* Directive 1:
Please rewrite everything in the records from the start down to the line containing "x-axis-label: 2026 <box>201 402 234 419</box>", swapping "y-axis-label" for "vertical-axis-label" and leaving everything else as is.

* Passage shown:

* * * * * * * * *

Mandy looms, triumphantly bloody, over a year when action and horror fused

A History Of ViolenceWith A History Of Violence, Tom Breihan picks the most important action movie of every year, starting with the genre’s birth and moving right up to whatever Vin Diesel’s doing this very minute.

A funny thing happened to action movies in 2018: Horror movies swallowed them whole. This wasn’t an across-the-board thing, but a lot of the year’s best action movies weren’t just action movies. They existed in some lost B-movie nether region, a place where historically disrespected genres come together and commingle in strange and unpredictable ways. These were canny, self-conscious movies, movies deeply in thrall with their own cinematic predecessors. They were low-budget phantasmagorias, and they found ways to straddle the video-store genre dividers that don’t exist anymore.

Consider Leigh Whannell’s Upgrade, a slick and nasty sci-fi fable that includes some of the gnarliest, weirdly funniest fight scenes in recent memory. Logan Marshall-Green plays a man possessed by an AI chip, and he does this amazing routine where he kicks ass while looking utterly shocked and perplexed at his own alien ass-kicking abilities. Or Julius Avery’s Overlord, which starts out as a visceral World War II adventure before transforming into a delightfully gory farce. Or Coralie Fargeat’s Revenge, a meticulous art-film meditation on the ’70s rape-revenge thriller, one that (for once) takes a whole lot more joy in the revenge than it does in the rape. And then there’s Indonesian horror master Timo Tjahjanto’s brutally excellent Netflix martial-arts epic The Night Comes For Us—a straight-up action movie, but one that has a blast letting loose with buckets of blood.

* * * * * * * * *

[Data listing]
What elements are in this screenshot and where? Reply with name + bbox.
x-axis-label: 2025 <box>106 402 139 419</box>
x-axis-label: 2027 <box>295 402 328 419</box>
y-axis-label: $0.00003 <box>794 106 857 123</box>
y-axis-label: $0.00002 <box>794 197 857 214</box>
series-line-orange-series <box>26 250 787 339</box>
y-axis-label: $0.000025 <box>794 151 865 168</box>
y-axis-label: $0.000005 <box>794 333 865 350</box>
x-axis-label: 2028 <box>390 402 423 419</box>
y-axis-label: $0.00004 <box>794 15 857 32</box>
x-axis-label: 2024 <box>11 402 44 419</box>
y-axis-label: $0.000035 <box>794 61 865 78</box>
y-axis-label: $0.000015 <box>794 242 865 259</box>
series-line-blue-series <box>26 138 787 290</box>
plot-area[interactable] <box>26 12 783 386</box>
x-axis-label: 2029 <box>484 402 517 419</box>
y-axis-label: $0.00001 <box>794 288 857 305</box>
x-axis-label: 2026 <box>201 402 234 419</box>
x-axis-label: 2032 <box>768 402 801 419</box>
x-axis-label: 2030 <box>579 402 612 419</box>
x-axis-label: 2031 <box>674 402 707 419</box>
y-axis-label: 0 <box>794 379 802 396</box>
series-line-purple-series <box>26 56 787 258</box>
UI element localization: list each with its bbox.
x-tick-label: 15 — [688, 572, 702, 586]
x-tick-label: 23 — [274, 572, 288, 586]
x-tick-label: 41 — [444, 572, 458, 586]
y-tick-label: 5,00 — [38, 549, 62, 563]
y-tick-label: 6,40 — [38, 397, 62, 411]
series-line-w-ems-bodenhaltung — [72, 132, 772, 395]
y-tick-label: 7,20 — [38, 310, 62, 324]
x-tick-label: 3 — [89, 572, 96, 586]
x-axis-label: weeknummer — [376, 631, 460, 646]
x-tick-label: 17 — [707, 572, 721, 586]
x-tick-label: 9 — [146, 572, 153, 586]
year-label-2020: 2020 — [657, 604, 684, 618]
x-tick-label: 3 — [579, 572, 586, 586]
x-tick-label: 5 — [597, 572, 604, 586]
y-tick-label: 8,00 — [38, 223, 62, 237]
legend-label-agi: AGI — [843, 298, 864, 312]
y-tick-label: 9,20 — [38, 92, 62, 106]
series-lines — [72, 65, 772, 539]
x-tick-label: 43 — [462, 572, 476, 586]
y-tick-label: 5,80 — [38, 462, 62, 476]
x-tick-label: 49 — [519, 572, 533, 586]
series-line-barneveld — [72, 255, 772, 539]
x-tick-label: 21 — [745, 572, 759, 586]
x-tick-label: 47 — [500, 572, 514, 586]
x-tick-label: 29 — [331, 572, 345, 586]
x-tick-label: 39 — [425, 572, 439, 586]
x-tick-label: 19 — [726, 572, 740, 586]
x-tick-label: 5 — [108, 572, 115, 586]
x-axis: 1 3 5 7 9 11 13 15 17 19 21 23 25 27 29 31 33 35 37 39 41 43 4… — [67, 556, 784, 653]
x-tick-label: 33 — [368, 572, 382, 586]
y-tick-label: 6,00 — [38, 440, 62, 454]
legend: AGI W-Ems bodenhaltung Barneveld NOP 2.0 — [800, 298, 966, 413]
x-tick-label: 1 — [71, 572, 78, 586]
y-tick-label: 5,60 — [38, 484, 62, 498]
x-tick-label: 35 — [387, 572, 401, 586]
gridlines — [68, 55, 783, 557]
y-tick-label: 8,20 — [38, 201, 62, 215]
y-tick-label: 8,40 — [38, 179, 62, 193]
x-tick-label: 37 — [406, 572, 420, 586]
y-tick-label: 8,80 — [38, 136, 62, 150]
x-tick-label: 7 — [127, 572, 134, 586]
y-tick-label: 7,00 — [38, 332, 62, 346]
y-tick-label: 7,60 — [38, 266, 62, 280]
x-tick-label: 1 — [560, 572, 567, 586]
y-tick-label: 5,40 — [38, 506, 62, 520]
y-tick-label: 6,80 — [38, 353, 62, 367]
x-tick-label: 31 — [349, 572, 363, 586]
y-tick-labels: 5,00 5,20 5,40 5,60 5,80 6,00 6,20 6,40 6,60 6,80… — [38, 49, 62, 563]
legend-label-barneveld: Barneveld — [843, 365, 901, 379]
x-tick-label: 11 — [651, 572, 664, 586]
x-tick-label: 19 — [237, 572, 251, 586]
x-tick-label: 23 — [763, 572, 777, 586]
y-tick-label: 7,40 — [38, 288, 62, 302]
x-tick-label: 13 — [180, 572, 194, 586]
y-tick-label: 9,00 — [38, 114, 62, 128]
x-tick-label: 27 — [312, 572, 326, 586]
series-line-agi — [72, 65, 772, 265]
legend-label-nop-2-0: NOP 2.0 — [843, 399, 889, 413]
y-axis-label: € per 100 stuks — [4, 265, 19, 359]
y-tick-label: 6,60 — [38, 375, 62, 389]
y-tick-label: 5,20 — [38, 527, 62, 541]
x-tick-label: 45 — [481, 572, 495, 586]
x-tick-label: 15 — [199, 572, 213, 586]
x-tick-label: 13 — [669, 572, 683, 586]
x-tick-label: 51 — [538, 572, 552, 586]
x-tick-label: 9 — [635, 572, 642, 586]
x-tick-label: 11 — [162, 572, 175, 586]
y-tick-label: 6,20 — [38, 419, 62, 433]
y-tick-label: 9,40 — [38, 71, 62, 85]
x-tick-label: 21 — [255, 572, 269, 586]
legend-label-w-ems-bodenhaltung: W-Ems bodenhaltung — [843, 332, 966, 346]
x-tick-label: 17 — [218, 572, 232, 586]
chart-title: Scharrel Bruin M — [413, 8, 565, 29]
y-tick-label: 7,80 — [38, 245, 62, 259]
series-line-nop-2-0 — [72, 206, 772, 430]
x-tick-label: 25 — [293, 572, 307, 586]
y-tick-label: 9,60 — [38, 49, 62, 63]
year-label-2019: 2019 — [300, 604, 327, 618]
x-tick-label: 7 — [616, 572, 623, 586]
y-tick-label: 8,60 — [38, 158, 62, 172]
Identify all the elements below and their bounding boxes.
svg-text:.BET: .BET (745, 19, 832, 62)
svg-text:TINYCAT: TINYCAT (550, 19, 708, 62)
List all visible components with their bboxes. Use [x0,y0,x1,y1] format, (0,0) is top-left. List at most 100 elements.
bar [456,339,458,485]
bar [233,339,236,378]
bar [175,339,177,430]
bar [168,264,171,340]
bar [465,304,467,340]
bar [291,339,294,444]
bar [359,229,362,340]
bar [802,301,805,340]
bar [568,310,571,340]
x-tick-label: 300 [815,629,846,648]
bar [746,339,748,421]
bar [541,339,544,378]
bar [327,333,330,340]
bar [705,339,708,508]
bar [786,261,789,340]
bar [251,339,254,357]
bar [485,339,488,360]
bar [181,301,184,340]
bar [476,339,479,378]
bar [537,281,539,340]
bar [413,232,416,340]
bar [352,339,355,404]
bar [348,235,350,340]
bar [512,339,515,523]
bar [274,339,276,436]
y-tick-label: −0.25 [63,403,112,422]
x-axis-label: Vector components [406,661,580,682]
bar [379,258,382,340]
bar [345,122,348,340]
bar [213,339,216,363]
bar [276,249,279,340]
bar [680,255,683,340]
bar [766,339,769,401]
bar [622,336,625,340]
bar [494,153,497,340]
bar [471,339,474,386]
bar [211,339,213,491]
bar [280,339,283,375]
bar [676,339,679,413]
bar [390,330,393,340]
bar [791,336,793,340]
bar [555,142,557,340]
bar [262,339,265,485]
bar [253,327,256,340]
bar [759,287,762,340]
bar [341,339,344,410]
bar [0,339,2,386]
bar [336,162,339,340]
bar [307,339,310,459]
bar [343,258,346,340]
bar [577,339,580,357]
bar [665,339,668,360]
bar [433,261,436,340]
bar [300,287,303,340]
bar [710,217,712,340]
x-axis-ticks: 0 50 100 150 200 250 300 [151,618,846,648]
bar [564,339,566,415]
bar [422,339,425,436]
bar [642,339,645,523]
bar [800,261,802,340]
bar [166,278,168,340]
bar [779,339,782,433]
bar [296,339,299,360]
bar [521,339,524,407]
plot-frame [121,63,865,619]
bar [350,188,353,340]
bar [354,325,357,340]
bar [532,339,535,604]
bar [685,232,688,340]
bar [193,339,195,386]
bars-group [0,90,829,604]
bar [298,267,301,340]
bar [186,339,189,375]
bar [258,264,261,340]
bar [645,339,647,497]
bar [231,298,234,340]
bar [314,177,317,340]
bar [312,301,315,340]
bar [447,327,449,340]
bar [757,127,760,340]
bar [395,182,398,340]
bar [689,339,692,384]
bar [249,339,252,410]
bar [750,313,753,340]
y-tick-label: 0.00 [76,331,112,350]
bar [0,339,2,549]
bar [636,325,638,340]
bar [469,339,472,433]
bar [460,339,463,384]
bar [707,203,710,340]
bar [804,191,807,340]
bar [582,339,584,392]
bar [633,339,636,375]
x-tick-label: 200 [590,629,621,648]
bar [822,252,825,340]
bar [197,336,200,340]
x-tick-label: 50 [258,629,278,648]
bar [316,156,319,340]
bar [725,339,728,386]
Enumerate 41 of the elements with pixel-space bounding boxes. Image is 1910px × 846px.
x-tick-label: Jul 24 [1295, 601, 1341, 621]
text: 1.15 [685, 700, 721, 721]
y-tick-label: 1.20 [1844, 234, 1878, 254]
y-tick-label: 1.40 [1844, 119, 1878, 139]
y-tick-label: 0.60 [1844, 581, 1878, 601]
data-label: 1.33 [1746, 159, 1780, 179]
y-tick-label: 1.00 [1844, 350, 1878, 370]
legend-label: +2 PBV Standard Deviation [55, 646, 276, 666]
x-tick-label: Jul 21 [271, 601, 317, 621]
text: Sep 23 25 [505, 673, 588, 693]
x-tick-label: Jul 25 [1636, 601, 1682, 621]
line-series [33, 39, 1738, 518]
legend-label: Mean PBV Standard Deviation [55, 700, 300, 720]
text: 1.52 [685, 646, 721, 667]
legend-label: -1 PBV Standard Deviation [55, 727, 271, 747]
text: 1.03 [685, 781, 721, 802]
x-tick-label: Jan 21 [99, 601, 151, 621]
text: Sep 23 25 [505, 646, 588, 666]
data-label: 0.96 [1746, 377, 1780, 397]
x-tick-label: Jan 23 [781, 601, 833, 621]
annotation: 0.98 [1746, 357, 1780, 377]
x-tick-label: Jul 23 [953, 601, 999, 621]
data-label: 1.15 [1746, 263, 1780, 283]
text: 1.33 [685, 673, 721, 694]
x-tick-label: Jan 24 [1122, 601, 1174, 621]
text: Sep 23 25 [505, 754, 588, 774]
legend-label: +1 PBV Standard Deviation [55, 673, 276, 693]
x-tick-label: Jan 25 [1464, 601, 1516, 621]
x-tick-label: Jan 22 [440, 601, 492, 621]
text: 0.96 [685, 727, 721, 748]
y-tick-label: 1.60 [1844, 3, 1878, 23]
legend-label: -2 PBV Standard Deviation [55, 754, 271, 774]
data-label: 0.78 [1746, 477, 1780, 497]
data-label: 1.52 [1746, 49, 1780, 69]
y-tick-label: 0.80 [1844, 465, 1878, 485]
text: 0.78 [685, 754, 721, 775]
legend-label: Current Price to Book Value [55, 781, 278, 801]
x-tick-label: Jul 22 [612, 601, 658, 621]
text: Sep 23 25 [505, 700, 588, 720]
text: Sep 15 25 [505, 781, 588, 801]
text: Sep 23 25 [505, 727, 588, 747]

* * * * * * * * *

* Directive 2:
In the essay on 2018 action movies, reproduce everything from "Consider Leigh Whannell’s" down to "buckets of blood." word for word.

* Correct answer 1:
What elements are in this screenshot and where? Reply with name + bbox.
x-axis-label: 2025 <box>106 402 139 419</box>
x-axis-label: 2027 <box>295 402 328 419</box>
vertical-axis-label: $0.00003 <box>794 106 857 123</box>
vertical-axis-label: $0.00002 <box>794 197 857 214</box>
series-line-orange-series <box>26 250 787 339</box>
vertical-axis-label: $0.000025 <box>794 151 865 168</box>
vertical-axis-label: $0.000005 <box>794 333 865 350</box>
x-axis-label: 2028 <box>390 402 423 419</box>
vertical-axis-label: $0.00004 <box>794 15 857 32</box>
x-axis-label: 2024 <box>11 402 44 419</box>
vertical-axis-label: $0.000035 <box>794 61 865 78</box>
vertical-axis-label: $0.000015 <box>794 242 865 259</box>
series-line-blue-series <box>26 138 787 290</box>
plot-area[interactable] <box>26 12 783 386</box>
x-axis-label: 2029 <box>484 402 517 419</box>
vertical-axis-label: $0.00001 <box>794 288 857 305</box>
x-axis-label: 2026 <box>201 402 234 419</box>

* Correct answer 2:
Consider Leigh Whannell’s Upgrade, a slick and nasty sci-fi fable that includes some of the gnarliest, weirdly funniest fight scenes in recent memory. Logan Marshall-Green plays a man possessed by an AI chip, and he does this amazing routine where he kicks ass while looking utterly shocked and perplexed at his own alien ass-kicking abilities. Or Julius Avery’s Overlord, which starts out as a visceral World War II adventure before transforming into a delightfully gory farce. Or Coralie Fargeat’s Revenge, a meticulous art-film meditation on the ’70s rape-revenge thriller, one that (for once) takes a whole lot more joy in the revenge than it does in the rape. And then there’s Indonesian horror master Timo Tjahjanto’s brutally excellent Netflix martial-arts epic The Night Comes For Us—a straight-up action movie, but one that has a blast letting loose with buckets of blood.